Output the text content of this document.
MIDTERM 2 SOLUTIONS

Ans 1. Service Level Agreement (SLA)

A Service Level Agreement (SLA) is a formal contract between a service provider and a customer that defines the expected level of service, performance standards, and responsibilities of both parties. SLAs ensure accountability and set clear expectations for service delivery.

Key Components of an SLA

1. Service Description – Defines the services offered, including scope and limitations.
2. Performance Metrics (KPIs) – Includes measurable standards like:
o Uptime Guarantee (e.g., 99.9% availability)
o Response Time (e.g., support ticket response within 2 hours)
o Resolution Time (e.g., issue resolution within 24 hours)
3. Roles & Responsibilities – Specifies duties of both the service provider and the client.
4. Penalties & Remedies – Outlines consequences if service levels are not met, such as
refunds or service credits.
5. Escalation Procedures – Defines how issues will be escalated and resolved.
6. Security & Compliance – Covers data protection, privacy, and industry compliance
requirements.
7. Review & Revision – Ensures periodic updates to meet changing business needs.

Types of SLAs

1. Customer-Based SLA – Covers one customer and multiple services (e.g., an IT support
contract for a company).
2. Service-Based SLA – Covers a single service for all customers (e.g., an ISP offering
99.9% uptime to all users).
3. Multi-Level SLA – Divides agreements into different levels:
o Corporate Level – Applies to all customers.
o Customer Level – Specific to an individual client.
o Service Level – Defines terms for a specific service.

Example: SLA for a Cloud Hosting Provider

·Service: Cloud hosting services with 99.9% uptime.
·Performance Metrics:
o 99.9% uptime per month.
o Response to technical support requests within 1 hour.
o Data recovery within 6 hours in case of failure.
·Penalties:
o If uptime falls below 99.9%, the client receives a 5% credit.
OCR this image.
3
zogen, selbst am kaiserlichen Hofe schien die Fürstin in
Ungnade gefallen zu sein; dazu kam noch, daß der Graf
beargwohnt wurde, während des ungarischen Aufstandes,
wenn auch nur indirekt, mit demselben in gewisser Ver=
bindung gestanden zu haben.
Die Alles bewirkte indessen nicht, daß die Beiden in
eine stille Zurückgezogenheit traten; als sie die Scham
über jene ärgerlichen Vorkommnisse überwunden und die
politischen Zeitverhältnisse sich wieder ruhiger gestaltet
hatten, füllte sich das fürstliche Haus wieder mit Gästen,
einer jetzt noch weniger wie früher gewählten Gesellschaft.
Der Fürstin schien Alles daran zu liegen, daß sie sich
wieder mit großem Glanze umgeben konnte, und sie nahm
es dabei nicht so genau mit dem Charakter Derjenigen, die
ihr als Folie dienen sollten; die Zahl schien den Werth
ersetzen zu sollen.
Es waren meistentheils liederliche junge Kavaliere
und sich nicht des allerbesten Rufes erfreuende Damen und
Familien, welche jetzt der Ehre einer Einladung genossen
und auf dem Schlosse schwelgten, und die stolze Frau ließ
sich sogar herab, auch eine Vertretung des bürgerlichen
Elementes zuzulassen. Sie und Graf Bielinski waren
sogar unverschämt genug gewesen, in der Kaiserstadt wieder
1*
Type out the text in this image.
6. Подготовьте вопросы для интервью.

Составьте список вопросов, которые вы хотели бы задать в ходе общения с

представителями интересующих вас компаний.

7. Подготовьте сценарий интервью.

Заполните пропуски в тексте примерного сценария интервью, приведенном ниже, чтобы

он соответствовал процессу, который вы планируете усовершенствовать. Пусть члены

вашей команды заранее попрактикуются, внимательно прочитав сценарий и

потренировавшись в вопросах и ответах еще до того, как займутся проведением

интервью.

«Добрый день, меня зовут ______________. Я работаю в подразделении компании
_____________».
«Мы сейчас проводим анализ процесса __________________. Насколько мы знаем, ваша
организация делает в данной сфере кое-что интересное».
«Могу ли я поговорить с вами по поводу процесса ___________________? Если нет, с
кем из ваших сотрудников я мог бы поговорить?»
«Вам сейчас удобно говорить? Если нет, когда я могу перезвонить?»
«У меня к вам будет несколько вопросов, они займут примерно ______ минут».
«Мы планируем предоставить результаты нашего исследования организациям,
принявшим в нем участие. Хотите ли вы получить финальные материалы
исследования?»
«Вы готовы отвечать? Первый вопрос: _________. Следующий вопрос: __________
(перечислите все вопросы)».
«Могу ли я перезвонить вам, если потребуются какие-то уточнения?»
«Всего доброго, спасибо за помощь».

------------

REQUIRED WORK: Transcribe the data above in full, exactly.

ANSWER TO THIS EXERCISE:
Output the text content of this document.
MIDTERM 2 SOLUTIONS

Ans 1. Service Level Agreement (SLA)

A Service Level Agreement (SLA) is a formal contract between a service provider and a customer that defines the expected level of service, performance standards, and responsibilities of both parties. SLAs ensure accountability and set clear expectations for service delivery.

Key Components of an SLA

1. Service Description – Defines the services offered, including scope and limitations.
2. Performance Metrics (KPIs) – Includes measurable standards like:
o Uptime Guarantee (e.g., 99.9% availability)
o Response Time (e.g., support ticket response within 2 hours)
o Resolution Time (e.g., issue resolution within 24 hours)
3. Roles & Responsibilities – Specifies duties of both the service provider and the client.
4. Penalties & Remedies – Outlines consequences if service levels are not met, such as
refunds or service credits.
5. Escalation Procedures – Defines how issues will be escalated and resolved.
6. Security & Compliance – Covers data protection, privacy, and industry compliance
requirements.
7. Review & Revision – Ensures periodic updates to meet changing business needs.

Types of SLAs

1. Customer-Based SLA – Covers one customer and multiple services (e.g., an IT support
contract for a company).
2. Service-Based SLA – Covers a single service for all customers (e.g., an ISP offering
99.9% uptime to all users).
3. Multi-Level SLA – Divides agreements into different levels:
o Corporate Level – Applies to all customers.
o Customer Level – Specific to an individual client.
o Service Level – Defines terms for a specific service.

Example: SLA for a Cloud Hosting Provider

·Service: Cloud hosting services with 99.9% uptime.
·Performance Metrics:
o 99.9% uptime per month.
o Response to technical support requests within 1 hour.
o Data recovery within 6 hours in case of failure.
·Penalties:
o If uptime falls below 99.9%, the client receives a 5% credit.
OCR this image.
3
zogen, selbst am kaiserlichen Hofe schien die Fürstin in
Ungnade gefallen zu sein; dazu kam noch, daß der Graf
beargwohnt wurde, während des ungarischen Aufstandes,
wenn auch nur indirekt, mit demselben in gewisser Ver=
bindung gestanden zu haben.
Die Alles bewirkte indessen nicht, daß die Beiden in
eine stille Zurückgezogenheit traten; als sie die Scham
über jene ärgerlichen Vorkommnisse überwunden und die
politischen Zeitverhältnisse sich wieder ruhiger gestaltet
hatten, füllte sich das fürstliche Haus wieder mit Gästen,
einer jetzt noch weniger wie früher gewählten Gesellschaft.
Der Fürstin schien Alles daran zu liegen, daß sie sich
wieder mit großem Glanze umgeben konnte, und sie nahm
es dabei nicht so genau mit dem Charakter Derjenigen, die
ihr als Folie dienen sollten; die Zahl schien den Werth
ersetzen zu sollen.
Es waren meistentheils liederliche junge Kavaliere
und sich nicht des allerbesten Rufes erfreuende Damen und
Familien, welche jetzt der Ehre einer Einladung genossen
und auf dem Schlosse schwelgten, und die stolze Frau ließ
sich sogar herab, auch eine Vertretung des bürgerlichen
Elementes zuzulassen. Sie und Graf Bielinski waren
sogar unverschämt genug gewesen, in der Kaiserstadt wieder
1*
Type out the text in this image.
6. Подготовьте вопросы для интервью.

Составьте список вопросов, которые вы хотели бы задать в ходе общения с

представителями интересующих вас компаний.

7. Подготовьте сценарий интервью.

Заполните пропуски в тексте примерного сценария интервью, приведенном ниже, чтобы

он соответствовал процессу, который вы планируете усовершенствовать. Пусть члены

вашей команды заранее попрактикуются, внимательно прочитав сценарий и

потренировавшись в вопросах и ответах еще до того, как займутся проведением

интервью.

«Добрый день, меня зовут ______________. Я работаю в подразделении компании
_____________».
«Мы сейчас проводим анализ процесса __________________. Насколько мы знаем, ваша
организация делает в данной сфере кое-что интересное».
«Могу ли я поговорить с вами по поводу процесса ___________________? Если нет, с
кем из ваших сотрудников я мог бы поговорить?»
«Вам сейчас удобно говорить? Если нет, когда я могу перезвонить?»
«У меня к вам будет несколько вопросов, они займут примерно ______ минут».
«Мы планируем предоставить результаты нашего исследования организациям,
принявшим в нем участие. Хотите ли вы получить финальные материалы
исследования?»
«Вы готовы отвечать? Первый вопрос: _________. Следующий вопрос: __________
(перечислите все вопросы)».
«Могу ли я перезвонить вам, если потребуются какие-то уточнения?»
«Всего доброго, спасибо за помощь».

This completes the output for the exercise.